## Goal
Filter the records for lines holding the string "title".

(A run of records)
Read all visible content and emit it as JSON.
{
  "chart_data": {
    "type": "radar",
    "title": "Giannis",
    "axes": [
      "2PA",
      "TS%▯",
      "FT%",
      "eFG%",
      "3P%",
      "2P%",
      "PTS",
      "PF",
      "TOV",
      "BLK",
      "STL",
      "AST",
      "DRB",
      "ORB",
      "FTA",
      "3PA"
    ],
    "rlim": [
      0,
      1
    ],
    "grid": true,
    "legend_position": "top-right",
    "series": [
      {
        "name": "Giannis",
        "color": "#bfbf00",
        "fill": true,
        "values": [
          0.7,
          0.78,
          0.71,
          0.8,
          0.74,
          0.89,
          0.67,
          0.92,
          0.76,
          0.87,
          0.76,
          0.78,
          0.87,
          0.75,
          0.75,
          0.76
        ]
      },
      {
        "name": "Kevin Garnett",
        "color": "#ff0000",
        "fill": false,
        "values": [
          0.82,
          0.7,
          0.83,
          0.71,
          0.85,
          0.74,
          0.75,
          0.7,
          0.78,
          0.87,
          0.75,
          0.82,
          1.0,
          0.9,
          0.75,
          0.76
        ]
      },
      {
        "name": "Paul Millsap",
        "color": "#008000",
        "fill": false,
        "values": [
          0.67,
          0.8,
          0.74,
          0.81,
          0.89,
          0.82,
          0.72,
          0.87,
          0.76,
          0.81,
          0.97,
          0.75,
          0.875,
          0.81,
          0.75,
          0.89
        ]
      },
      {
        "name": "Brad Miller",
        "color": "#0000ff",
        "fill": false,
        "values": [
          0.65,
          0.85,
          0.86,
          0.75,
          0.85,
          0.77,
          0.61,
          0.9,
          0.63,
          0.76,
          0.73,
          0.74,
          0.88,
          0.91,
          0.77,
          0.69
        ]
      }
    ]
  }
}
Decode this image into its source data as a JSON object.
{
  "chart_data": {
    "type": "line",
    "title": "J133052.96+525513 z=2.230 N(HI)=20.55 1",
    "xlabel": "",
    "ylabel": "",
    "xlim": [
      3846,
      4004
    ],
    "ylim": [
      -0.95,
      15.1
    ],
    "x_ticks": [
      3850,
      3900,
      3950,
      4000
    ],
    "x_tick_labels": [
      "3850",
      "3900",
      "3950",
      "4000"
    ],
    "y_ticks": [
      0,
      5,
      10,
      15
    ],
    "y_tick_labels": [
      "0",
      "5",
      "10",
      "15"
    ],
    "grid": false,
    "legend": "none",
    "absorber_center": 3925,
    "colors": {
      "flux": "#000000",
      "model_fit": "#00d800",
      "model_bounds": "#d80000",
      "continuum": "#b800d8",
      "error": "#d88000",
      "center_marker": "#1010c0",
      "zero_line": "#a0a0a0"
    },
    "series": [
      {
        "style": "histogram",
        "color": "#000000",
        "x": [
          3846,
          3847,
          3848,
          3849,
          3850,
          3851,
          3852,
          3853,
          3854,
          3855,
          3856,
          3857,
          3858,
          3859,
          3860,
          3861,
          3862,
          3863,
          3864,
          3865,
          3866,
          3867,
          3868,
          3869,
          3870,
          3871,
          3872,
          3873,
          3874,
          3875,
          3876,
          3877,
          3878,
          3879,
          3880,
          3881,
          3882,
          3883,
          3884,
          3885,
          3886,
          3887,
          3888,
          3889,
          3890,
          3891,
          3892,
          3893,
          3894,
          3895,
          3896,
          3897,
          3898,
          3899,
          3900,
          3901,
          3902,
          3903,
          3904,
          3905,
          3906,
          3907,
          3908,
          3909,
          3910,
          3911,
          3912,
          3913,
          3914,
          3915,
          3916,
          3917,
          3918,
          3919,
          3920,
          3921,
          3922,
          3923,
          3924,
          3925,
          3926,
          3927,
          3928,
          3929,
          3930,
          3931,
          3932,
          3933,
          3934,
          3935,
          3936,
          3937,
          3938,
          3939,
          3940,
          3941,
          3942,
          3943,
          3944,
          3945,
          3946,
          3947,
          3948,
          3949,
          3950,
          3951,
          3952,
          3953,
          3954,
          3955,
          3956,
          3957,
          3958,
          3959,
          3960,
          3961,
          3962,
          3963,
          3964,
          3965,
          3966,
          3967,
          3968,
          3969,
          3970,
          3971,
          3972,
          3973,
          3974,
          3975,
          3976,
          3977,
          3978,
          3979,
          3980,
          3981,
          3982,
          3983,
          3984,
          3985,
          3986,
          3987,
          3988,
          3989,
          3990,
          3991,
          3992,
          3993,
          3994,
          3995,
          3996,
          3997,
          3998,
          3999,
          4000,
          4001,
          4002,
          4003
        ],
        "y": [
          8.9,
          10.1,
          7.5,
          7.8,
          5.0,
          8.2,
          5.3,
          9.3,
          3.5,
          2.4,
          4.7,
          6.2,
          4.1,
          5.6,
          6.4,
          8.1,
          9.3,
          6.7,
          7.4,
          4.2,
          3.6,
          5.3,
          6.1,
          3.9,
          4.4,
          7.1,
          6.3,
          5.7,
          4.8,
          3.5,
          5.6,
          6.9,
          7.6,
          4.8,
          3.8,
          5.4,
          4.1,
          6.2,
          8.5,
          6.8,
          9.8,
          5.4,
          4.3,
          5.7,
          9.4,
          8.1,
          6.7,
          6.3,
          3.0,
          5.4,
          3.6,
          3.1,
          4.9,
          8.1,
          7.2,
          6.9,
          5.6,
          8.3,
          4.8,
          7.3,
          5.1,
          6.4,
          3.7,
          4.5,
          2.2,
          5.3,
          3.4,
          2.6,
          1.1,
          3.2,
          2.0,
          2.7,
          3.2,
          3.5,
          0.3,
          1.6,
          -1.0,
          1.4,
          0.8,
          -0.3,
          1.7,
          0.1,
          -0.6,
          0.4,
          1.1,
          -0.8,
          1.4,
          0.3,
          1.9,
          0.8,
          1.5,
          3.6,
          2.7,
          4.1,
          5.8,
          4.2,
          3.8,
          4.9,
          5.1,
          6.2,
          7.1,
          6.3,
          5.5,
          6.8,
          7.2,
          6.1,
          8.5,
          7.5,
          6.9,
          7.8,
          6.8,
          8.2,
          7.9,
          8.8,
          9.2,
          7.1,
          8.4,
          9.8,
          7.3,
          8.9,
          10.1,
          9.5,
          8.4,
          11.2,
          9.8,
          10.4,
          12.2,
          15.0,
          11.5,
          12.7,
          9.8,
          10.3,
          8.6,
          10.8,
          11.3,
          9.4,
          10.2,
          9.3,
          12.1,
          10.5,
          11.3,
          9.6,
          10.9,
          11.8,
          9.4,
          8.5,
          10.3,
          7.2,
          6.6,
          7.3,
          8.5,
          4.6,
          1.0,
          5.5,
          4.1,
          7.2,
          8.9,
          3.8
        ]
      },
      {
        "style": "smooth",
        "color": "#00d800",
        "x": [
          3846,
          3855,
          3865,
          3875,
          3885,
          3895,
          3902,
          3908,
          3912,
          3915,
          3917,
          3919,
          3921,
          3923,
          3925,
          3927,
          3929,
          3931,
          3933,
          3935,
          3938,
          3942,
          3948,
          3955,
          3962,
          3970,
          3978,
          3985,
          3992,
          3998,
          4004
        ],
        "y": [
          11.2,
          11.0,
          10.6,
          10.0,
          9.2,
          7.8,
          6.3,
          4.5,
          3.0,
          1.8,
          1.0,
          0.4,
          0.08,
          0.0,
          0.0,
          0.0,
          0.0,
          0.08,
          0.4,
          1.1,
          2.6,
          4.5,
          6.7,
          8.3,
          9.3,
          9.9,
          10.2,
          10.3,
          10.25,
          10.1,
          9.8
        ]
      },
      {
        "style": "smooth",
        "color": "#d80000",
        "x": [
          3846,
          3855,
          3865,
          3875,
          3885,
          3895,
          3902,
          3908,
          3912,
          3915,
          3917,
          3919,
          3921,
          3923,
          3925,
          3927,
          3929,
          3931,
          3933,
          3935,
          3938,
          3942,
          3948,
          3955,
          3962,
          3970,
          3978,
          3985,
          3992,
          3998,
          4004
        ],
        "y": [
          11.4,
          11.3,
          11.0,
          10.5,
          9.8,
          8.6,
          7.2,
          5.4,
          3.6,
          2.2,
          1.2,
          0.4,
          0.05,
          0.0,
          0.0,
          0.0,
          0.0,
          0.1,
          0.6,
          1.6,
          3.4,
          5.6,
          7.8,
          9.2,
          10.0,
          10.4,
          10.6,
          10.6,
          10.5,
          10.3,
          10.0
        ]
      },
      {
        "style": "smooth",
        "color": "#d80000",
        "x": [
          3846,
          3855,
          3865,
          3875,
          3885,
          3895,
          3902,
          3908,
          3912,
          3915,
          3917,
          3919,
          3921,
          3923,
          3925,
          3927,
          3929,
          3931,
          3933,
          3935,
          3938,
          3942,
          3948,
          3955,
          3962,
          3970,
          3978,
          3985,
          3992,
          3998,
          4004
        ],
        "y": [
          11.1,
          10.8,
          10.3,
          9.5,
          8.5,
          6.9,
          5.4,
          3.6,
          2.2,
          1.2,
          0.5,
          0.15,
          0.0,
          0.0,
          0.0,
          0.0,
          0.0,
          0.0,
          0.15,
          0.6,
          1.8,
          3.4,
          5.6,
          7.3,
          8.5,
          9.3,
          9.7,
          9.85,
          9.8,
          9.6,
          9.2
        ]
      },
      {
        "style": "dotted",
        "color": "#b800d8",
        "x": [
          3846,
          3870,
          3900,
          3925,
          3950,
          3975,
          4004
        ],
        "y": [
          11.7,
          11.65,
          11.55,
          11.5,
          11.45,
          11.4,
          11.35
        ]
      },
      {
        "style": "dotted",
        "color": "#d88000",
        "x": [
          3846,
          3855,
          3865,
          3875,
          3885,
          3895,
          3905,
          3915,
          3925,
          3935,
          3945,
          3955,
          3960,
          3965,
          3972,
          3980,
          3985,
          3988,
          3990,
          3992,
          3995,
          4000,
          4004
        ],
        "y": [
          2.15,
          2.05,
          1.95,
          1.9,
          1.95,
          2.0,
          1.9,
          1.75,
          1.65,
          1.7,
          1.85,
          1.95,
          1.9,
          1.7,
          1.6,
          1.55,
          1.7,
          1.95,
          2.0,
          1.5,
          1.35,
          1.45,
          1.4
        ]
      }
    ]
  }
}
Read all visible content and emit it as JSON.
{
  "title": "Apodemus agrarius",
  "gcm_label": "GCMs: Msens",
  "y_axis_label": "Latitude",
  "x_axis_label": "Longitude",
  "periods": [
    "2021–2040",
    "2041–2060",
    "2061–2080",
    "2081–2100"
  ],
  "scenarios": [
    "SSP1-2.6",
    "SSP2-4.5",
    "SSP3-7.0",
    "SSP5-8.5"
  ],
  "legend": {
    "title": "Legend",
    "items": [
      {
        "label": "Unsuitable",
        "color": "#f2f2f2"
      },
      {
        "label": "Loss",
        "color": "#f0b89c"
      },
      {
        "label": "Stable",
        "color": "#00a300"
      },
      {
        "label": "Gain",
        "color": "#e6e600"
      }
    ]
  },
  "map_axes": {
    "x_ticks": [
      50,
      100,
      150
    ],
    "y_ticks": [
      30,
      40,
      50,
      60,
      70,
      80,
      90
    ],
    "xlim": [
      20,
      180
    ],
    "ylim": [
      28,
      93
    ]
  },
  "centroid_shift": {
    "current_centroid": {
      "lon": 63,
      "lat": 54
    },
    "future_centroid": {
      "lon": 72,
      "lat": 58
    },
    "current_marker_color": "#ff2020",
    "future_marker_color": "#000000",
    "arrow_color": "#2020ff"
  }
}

## Exercise result
    "title": "Giannis",
    "title": "J133052.96+525513 z=2.230 N(HI)=20.55 1",
  "title": "Apodemus agrarius",
    "title": "Legend",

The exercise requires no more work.